Data items
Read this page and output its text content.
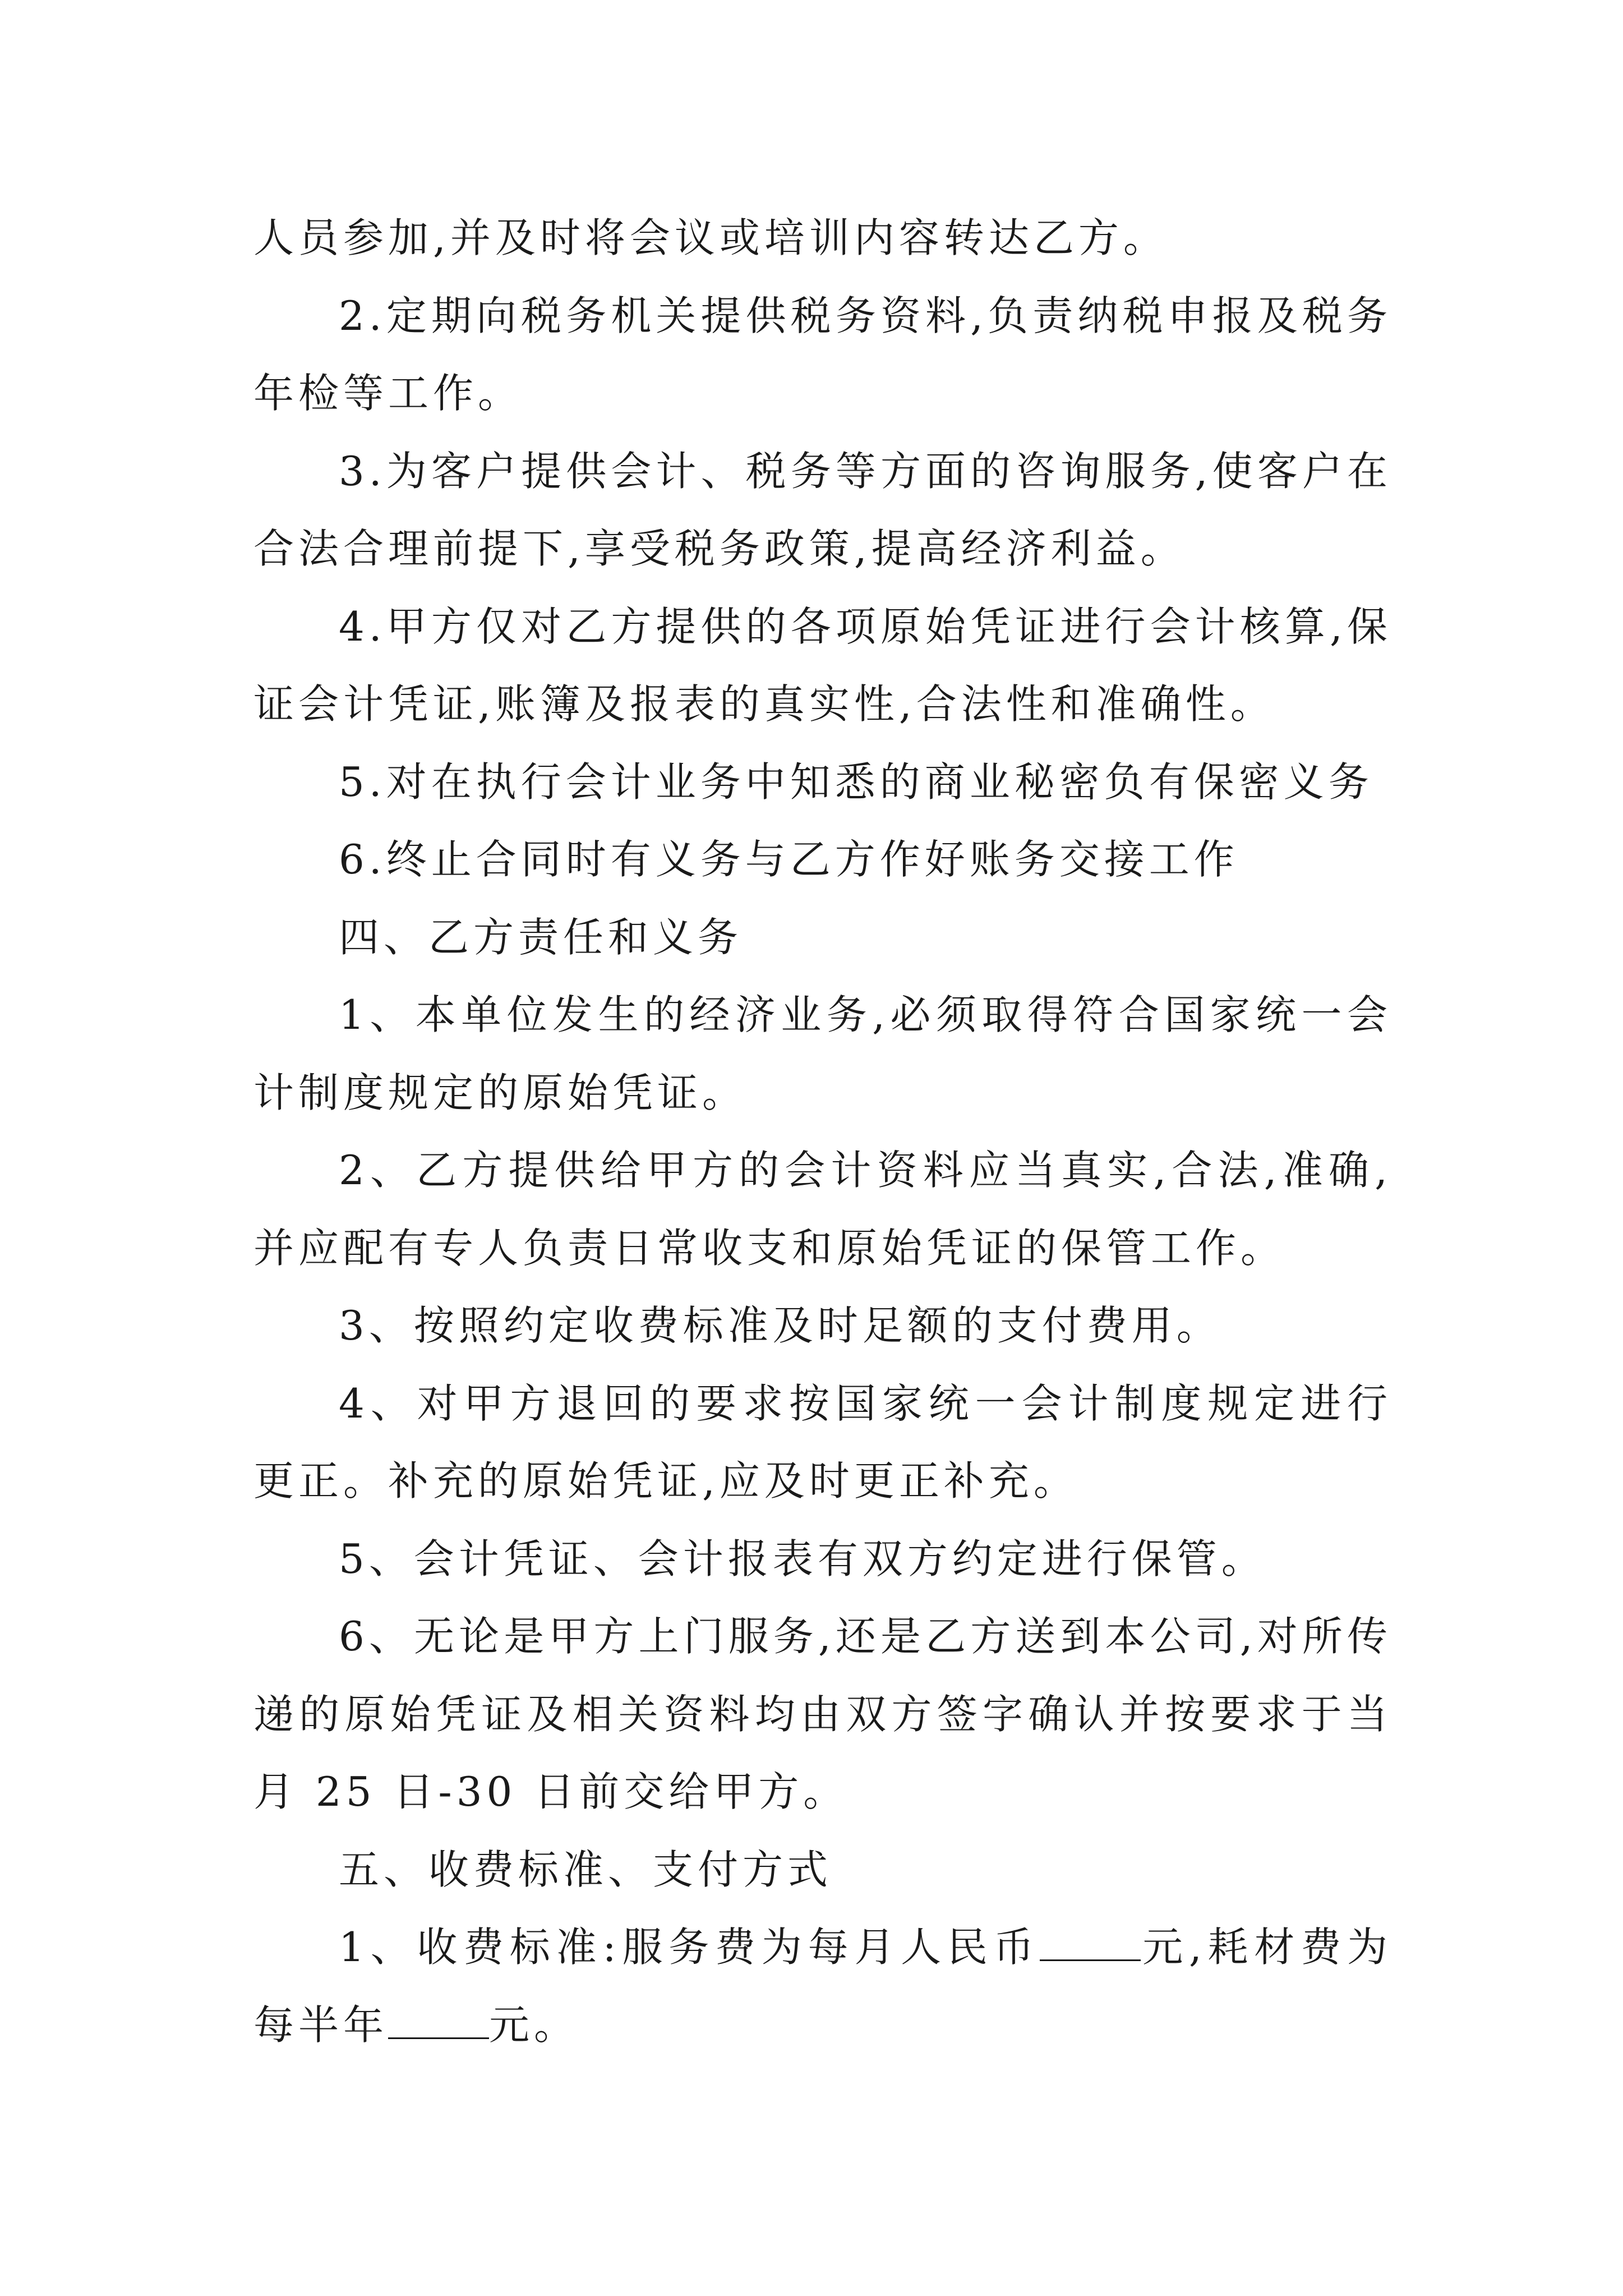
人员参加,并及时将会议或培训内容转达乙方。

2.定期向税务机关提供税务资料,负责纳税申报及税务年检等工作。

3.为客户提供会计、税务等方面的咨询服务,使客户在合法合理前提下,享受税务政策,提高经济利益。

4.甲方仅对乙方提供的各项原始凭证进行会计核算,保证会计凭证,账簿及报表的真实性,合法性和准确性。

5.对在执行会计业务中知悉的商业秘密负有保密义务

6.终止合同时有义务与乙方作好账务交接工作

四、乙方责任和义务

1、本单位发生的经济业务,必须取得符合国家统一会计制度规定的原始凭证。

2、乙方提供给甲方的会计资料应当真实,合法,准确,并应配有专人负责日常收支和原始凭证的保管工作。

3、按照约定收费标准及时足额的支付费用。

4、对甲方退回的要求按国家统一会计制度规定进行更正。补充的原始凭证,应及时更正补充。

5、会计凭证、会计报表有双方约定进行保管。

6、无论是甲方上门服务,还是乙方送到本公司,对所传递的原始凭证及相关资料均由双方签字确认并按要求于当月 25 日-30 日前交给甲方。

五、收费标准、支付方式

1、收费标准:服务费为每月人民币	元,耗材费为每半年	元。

What to work on:
Repeat the material above verbatim, with no pictures in the output.

Final answer:
Read this page and output its text content.
人员参加,并及时将会议或培训内容转达乙方。

2.定期向税务机关提供税务资料,负责纳税申报及税务年检等工作。

3.为客户提供会计、税务等方面的咨询服务,使客户在合法合理前提下,享受税务政策,提高经济利益。

4.甲方仅对乙方提供的各项原始凭证进行会计核算,保证会计凭证,账簿及报表的真实性,合法性和准确性。

5.对在执行会计业务中知悉的商业秘密负有保密义务

6.终止合同时有义务与乙方作好账务交接工作

四、乙方责任和义务

1、本单位发生的经济业务,必须取得符合国家统一会计制度规定的原始凭证。

2、乙方提供给甲方的会计资料应当真实,合法,准确,并应配有专人负责日常收支和原始凭证的保管工作。

3、按照约定收费标准及时足额的支付费用。

4、对甲方退回的要求按国家统一会计制度规定进行更正。补充的原始凭证,应及时更正补充。

5、会计凭证、会计报表有双方约定进行保管。

6、无论是甲方上门服务,还是乙方送到本公司,对所传递的原始凭证及相关资料均由双方签字确认并按要求于当月 25 日-30 日前交给甲方。

五、收费标准、支付方式

1、收费标准:服务费为每月人民币	元,耗材费为每半年	元。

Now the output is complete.